[Source data]
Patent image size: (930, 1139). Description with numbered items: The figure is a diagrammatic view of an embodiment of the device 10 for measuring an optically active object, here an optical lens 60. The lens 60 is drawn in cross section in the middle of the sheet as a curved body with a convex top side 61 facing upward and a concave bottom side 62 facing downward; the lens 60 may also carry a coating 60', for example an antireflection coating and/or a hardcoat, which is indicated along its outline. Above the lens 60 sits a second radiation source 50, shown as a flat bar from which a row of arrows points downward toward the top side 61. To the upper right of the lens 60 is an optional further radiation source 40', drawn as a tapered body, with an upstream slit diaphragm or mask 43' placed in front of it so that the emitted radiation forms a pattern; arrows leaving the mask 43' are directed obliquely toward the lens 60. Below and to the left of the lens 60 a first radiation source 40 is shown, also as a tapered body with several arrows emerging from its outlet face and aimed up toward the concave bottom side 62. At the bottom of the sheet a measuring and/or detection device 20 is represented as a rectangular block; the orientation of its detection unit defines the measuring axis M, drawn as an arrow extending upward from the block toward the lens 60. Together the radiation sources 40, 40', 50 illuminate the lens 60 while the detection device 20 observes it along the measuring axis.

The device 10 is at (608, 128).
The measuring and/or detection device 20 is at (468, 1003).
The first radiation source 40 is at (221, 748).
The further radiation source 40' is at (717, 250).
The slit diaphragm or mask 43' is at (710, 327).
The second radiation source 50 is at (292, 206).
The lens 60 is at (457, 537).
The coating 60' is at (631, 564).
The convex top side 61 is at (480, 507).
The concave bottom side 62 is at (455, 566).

Task prompt
Reproduce every one of the lines above verbatim, without any alteration.

Finished task
Patent image size: (930, 1139). Description with numbered items: The figure is a diagrammatic view of an embodiment of the device 10 for measuring an optically active object, here an optical lens 60. The lens 60 is drawn in cross section in the middle of the sheet as a curved body with a convex top side 61 facing upward and a concave bottom side 62 facing downward; the lens 60 may also carry a coating 60', for example an antireflection coating and/or a hardcoat, which is indicated along its outline. Above the lens 60 sits a second radiation source 50, shown as a flat bar from which a row of arrows points downward toward the top side 61. To the upper right of the lens 60 is an optional further radiation source 40', drawn as a tapered body, with an upstream slit diaphragm or mask 43' placed in front of it so that the emitted radiation forms a pattern; arrows leaving the mask 43' are directed obliquely toward the lens 60. Below and to the left of the lens 60 a first radiation source 40 is shown, also as a tapered body with several arrows emerging from its outlet face and aimed up toward the concave bottom side 62. At the bottom of the sheet a measuring and/or detection device 20 is represented as a rectangular block; the orientation of its detection unit defines the measuring axis M, drawn as an arrow extending upward from the block toward the lens 60. Together the radiation sources 40, 40', 50 illuminate the lens 60 while the detection device 20 observes it along the measuring axis.

The device 10 is at (608, 128).
The measuring and/or detection device 20 is at (468, 1003).
The first radiation source 40 is at (221, 748).
The further radiation source 40' is at (717, 250).
The slit diaphragm or mask 43' is at (710, 327).
The second radiation source 50 is at (292, 206).
The lens 60 is at (457, 537).
The coating 60' is at (631, 564).
The convex top side 61 is at (480, 507).
The concave bottom side 62 is at (455, 566).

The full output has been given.